== Supplied information ==

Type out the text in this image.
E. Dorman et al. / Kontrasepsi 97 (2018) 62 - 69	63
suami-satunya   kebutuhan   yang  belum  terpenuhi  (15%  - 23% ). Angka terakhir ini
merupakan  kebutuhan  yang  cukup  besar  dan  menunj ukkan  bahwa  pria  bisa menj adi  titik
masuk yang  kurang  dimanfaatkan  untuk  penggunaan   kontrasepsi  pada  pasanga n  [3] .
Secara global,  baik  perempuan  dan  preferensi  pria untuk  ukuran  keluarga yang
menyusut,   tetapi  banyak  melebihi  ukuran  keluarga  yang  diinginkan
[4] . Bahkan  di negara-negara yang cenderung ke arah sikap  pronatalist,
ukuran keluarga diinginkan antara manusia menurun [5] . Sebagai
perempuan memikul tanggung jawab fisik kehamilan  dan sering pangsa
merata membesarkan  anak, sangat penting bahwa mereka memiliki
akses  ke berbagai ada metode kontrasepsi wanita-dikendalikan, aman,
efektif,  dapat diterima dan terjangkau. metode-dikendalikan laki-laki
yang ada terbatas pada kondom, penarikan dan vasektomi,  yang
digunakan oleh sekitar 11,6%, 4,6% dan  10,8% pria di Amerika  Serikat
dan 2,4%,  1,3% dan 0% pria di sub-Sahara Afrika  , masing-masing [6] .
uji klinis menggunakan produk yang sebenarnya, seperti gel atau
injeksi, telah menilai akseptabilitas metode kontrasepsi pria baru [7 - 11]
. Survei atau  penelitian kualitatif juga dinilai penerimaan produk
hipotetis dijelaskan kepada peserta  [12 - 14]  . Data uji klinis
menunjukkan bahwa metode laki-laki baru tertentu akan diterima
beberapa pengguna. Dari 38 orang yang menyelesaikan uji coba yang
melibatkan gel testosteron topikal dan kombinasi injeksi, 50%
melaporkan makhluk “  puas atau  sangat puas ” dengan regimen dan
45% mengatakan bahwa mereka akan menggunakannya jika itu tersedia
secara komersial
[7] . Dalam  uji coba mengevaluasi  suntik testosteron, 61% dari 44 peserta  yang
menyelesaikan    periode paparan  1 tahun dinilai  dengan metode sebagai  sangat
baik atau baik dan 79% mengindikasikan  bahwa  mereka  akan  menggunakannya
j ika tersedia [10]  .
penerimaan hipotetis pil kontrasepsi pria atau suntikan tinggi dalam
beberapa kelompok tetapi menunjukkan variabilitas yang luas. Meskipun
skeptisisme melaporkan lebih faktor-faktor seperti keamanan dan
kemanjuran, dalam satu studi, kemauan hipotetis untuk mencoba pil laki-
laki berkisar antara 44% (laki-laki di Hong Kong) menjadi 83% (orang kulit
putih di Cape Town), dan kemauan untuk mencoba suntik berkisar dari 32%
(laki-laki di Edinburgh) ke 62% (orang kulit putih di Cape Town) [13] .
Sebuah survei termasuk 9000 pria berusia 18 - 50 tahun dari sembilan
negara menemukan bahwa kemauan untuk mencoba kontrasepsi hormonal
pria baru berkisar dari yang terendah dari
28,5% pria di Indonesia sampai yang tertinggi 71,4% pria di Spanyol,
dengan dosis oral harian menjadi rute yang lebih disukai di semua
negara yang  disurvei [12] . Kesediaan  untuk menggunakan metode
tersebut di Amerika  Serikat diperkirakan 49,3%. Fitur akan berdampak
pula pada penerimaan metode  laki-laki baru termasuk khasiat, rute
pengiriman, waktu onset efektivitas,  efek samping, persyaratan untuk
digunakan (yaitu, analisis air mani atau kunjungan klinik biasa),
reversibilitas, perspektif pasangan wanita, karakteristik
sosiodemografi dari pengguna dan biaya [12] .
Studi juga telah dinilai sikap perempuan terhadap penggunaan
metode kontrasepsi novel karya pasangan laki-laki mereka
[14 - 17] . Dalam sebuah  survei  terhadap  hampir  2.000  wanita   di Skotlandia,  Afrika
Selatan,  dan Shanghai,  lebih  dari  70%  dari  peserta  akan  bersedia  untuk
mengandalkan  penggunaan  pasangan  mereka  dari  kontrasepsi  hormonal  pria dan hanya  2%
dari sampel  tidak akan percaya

===

* **Your instructions**: Determine the number of lines in the listing that contain the string "peserta". Write that number and nothing else.

* **Answer to the problem**: 3